RECORDS PROVIDED:
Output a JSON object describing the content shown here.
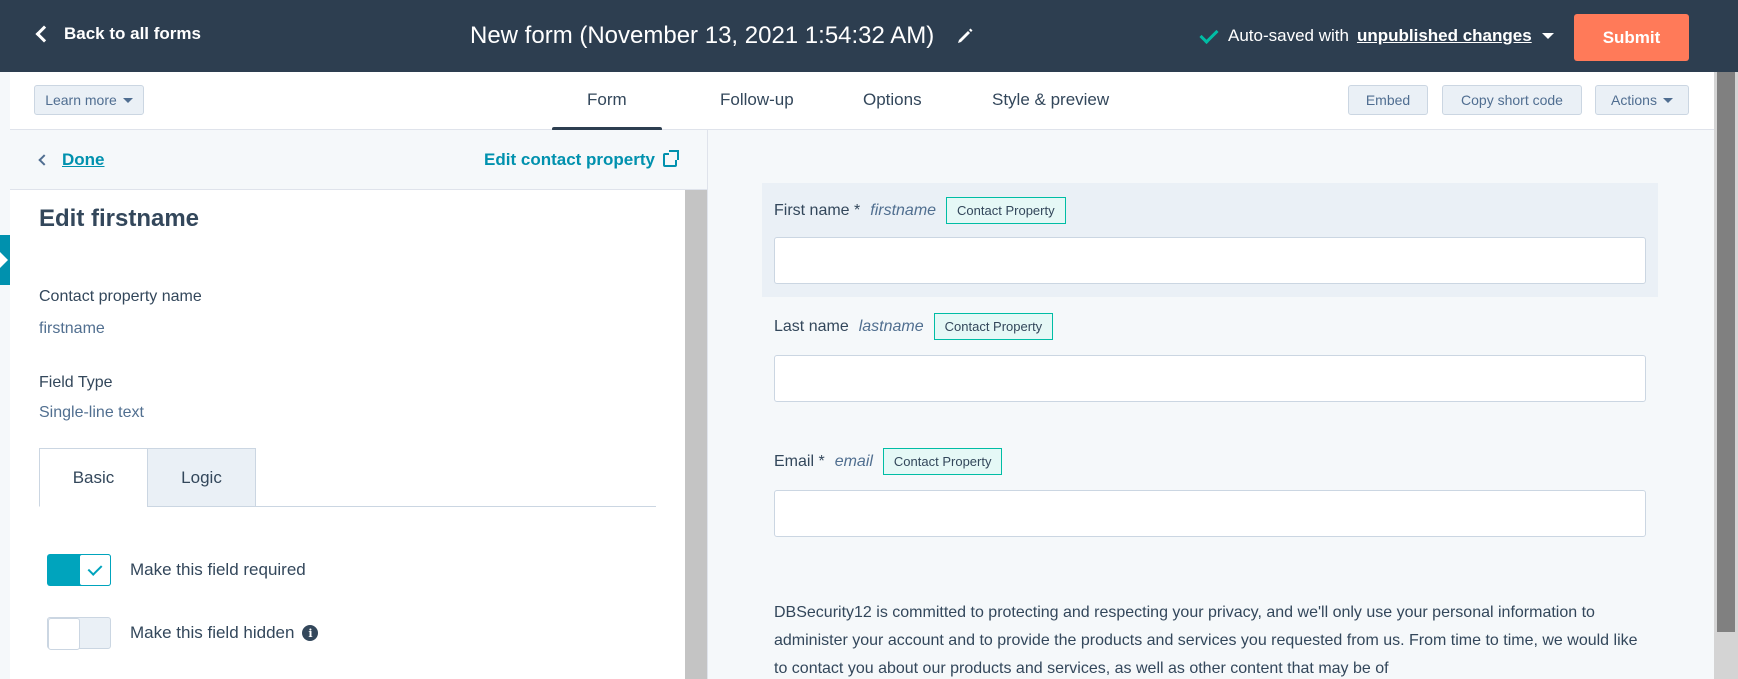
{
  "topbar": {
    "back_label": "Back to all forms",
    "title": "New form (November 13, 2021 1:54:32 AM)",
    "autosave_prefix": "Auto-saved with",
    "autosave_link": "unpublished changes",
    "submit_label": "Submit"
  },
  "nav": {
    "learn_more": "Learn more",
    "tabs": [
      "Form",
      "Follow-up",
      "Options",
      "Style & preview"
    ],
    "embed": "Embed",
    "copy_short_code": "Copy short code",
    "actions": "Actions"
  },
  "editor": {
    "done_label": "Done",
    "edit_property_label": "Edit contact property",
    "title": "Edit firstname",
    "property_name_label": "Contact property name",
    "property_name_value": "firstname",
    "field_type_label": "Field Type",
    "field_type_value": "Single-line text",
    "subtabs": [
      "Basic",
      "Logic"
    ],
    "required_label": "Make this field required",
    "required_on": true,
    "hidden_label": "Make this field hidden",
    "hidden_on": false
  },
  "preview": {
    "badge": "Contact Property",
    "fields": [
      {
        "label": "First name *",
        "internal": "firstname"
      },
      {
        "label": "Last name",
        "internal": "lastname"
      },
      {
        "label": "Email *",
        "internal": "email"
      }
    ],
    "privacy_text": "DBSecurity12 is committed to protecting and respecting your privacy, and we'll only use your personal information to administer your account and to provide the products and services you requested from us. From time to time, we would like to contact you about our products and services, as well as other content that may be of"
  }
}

WRITTEN PROBLEM: Images in the records should not be copied. Repeat all the rest exactly.

THE RESPONSE:
Output a JSON object describing the content shown here.
{
  "topbar": {
    "back_label": "Back to all forms",
    "title": "New form (November 13, 2021 1:54:32 AM)",
    "autosave_prefix": "Auto-saved with",
    "autosave_link": "unpublished changes",
    "submit_label": "Submit"
  },
  "nav": {
    "learn_more": "Learn more",
    "tabs": [
      "Form",
      "Follow-up",
      "Options",
      "Style & preview"
    ],
    "embed": "Embed",
    "copy_short_code": "Copy short code",
    "actions": "Actions"
  },
  "editor": {
    "done_label": "Done",
    "edit_property_label": "Edit contact property",
    "title": "Edit firstname",
    "property_name_label": "Contact property name",
    "property_name_value": "firstname",
    "field_type_label": "Field Type",
    "field_type_value": "Single-line text",
    "subtabs": [
      "Basic",
      "Logic"
    ],
    "required_label": "Make this field required",
    "required_on": true,
    "hidden_label": "Make this field hidden",
    "hidden_on": false
  },
  "preview": {
    "badge": "Contact Property",
    "fields": [
      {
        "label": "First name *",
        "internal": "firstname"
      },
      {
        "label": "Last name",
        "internal": "lastname"
      },
      {
        "label": "Email *",
        "internal": "email"
      }
    ],
    "privacy_text": "DBSecurity12 is committed to protecting and respecting your privacy, and we'll only use your personal information to administer your account and to provide the products and services you requested from us. From time to time, we would like to contact you about our products and services, as well as other content that may be of"
  }
}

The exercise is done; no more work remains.